Task statement ->
Find every line with the word "sign". Copy those lines.

Records from a data source:
▼

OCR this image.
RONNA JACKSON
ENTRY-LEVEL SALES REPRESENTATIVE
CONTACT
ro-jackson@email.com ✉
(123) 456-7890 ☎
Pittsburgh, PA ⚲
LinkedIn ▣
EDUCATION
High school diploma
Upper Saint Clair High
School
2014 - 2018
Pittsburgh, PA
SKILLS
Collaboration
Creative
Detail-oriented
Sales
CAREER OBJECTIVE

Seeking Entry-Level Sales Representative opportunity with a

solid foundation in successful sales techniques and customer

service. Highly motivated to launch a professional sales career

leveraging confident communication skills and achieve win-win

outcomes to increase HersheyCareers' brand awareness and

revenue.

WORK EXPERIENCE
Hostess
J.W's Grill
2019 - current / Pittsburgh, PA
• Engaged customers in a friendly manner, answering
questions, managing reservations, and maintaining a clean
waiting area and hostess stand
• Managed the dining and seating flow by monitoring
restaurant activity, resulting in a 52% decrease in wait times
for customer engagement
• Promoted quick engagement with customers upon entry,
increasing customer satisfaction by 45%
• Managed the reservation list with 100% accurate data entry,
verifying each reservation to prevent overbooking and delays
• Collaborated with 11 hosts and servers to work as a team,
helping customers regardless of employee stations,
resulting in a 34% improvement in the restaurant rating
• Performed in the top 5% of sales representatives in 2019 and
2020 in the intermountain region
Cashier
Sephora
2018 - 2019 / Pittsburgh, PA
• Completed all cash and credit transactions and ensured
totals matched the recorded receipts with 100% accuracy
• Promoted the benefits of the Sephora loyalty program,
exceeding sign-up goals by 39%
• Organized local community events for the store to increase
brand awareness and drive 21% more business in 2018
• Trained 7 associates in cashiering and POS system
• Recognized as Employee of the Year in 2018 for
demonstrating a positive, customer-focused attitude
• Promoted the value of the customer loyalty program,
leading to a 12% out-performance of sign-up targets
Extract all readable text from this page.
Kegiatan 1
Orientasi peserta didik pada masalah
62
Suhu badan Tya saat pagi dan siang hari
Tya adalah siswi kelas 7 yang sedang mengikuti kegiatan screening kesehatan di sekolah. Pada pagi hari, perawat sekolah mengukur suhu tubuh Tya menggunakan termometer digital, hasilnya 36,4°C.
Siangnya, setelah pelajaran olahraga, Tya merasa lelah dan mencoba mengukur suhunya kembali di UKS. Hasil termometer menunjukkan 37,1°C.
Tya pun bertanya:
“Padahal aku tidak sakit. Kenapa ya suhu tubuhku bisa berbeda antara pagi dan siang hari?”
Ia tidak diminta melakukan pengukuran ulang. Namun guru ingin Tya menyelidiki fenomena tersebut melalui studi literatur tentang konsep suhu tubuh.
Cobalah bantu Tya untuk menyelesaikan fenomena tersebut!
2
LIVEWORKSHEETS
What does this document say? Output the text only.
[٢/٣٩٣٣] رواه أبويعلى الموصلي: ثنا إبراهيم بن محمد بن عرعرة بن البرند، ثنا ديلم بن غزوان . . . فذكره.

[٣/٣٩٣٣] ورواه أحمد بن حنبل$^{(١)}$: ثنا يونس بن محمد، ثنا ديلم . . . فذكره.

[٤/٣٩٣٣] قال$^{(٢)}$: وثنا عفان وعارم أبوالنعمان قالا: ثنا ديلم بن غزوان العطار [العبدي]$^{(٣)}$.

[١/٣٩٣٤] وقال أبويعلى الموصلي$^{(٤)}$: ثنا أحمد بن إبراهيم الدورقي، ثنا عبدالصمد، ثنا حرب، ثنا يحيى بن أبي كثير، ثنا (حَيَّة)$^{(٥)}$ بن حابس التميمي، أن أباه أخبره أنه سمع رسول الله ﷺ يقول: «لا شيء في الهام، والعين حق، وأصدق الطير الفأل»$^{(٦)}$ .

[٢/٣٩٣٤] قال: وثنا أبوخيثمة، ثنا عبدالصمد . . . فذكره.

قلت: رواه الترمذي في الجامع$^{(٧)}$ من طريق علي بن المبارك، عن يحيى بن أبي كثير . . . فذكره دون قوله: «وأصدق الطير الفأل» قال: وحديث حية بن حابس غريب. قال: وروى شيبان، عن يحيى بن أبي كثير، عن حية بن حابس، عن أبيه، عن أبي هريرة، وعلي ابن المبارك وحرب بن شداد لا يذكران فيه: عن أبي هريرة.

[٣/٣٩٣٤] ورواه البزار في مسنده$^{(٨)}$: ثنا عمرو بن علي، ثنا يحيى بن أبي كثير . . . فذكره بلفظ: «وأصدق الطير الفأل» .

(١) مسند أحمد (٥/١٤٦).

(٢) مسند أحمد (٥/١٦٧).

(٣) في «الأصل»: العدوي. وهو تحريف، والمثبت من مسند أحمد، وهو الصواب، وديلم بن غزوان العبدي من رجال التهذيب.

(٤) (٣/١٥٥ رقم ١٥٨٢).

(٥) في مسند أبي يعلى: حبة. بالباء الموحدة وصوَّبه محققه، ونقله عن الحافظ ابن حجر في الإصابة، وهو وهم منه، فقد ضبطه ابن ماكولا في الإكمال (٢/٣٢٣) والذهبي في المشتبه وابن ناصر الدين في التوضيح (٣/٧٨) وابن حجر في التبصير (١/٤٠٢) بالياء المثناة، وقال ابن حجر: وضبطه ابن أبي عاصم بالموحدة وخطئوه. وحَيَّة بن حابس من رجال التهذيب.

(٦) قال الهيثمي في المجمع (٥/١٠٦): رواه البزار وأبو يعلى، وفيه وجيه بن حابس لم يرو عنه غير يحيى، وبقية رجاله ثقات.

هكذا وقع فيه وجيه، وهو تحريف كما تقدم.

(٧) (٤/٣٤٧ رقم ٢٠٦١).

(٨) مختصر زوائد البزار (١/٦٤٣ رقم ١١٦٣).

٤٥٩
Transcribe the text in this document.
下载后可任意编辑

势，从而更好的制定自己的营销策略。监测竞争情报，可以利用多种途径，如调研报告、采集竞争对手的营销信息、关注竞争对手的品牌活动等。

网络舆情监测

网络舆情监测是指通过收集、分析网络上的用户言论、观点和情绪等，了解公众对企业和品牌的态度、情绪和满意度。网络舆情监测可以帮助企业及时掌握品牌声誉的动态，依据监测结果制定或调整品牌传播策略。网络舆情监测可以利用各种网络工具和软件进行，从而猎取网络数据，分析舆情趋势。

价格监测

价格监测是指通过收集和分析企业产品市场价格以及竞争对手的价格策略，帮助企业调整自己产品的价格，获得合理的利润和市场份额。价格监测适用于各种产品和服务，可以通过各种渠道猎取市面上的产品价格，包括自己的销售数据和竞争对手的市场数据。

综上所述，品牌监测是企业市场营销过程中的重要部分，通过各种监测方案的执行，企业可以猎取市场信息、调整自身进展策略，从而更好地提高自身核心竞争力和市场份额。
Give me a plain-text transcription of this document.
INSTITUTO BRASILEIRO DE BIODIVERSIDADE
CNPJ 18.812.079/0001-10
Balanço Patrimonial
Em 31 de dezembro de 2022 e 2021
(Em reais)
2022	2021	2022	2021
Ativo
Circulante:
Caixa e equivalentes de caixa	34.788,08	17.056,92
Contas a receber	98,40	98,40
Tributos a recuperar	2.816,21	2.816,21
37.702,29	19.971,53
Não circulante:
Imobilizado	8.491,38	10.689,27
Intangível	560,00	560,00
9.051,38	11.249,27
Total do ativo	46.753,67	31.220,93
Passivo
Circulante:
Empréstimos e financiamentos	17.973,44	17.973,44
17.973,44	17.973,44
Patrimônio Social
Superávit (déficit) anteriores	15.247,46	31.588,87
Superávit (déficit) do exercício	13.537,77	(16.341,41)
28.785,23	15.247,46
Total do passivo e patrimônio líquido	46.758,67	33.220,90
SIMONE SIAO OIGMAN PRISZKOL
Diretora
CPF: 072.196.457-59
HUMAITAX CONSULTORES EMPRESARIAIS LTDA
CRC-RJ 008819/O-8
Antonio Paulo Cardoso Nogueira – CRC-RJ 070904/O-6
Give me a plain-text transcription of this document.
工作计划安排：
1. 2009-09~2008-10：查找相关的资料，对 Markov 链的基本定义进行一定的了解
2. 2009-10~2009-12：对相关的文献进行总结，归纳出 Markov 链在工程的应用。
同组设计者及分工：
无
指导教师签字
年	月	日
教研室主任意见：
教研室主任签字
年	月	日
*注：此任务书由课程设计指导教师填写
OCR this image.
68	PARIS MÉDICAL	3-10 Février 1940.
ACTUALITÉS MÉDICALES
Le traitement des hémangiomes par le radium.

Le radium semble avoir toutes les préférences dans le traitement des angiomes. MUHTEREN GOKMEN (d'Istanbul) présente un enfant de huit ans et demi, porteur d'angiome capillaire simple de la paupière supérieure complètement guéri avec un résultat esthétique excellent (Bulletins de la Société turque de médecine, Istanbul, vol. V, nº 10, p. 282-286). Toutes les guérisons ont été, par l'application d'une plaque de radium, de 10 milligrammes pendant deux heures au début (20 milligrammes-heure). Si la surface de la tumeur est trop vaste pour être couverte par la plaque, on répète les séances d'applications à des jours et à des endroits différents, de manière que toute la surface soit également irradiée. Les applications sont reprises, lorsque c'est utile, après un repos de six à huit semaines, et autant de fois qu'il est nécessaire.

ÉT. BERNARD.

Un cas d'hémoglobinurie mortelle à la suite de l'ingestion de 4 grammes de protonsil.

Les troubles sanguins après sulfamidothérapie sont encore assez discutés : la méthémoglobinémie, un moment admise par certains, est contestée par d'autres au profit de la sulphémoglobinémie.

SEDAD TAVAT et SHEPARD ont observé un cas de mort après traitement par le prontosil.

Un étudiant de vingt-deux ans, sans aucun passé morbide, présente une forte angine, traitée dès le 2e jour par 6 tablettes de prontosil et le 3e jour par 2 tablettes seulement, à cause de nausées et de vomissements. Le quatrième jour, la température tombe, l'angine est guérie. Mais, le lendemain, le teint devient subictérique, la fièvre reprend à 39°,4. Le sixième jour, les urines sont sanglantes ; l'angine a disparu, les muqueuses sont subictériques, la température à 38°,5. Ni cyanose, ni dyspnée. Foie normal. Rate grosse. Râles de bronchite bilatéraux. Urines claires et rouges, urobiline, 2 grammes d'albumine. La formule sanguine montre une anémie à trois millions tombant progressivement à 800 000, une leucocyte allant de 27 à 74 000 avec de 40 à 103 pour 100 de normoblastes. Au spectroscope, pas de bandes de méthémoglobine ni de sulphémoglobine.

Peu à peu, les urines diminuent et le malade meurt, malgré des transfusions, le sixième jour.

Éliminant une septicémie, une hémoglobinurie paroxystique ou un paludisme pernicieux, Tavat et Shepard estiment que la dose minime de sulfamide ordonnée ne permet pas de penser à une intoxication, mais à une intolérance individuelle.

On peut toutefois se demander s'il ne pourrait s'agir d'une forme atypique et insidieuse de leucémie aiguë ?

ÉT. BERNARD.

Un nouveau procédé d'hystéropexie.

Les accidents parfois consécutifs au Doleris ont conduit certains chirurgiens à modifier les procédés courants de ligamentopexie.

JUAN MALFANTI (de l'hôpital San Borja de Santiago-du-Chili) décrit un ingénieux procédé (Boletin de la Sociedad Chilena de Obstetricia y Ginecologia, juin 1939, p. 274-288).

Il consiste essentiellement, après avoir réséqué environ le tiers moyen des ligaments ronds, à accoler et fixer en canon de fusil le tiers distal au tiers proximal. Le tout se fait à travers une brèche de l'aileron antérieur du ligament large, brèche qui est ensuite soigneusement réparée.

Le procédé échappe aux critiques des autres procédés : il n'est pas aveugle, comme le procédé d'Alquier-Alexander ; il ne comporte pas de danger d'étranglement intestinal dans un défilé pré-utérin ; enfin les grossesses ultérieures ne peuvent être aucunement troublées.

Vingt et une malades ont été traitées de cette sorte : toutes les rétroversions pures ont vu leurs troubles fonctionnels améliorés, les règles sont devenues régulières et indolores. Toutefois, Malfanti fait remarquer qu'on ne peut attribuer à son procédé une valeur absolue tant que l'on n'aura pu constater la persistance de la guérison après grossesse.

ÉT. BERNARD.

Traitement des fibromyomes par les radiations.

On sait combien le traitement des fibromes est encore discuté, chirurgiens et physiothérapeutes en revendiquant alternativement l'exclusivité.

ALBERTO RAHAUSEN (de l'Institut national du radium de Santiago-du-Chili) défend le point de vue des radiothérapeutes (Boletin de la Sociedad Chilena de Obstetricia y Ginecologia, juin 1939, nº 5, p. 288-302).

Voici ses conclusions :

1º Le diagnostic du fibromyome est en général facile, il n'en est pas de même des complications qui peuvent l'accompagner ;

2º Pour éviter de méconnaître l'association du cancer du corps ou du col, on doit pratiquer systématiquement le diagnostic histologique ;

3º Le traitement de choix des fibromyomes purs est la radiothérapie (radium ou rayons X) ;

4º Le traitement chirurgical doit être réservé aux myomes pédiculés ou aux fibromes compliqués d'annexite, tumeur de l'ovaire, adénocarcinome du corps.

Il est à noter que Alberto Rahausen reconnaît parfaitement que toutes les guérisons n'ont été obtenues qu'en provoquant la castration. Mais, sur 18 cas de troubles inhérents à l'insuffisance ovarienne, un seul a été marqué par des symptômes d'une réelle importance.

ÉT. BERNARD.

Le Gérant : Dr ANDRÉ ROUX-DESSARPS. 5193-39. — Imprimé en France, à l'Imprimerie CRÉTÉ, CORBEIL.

▲

The solution ->
exceeding sign-up goals by 39%
leading to a 12% out-performance of sign-up targets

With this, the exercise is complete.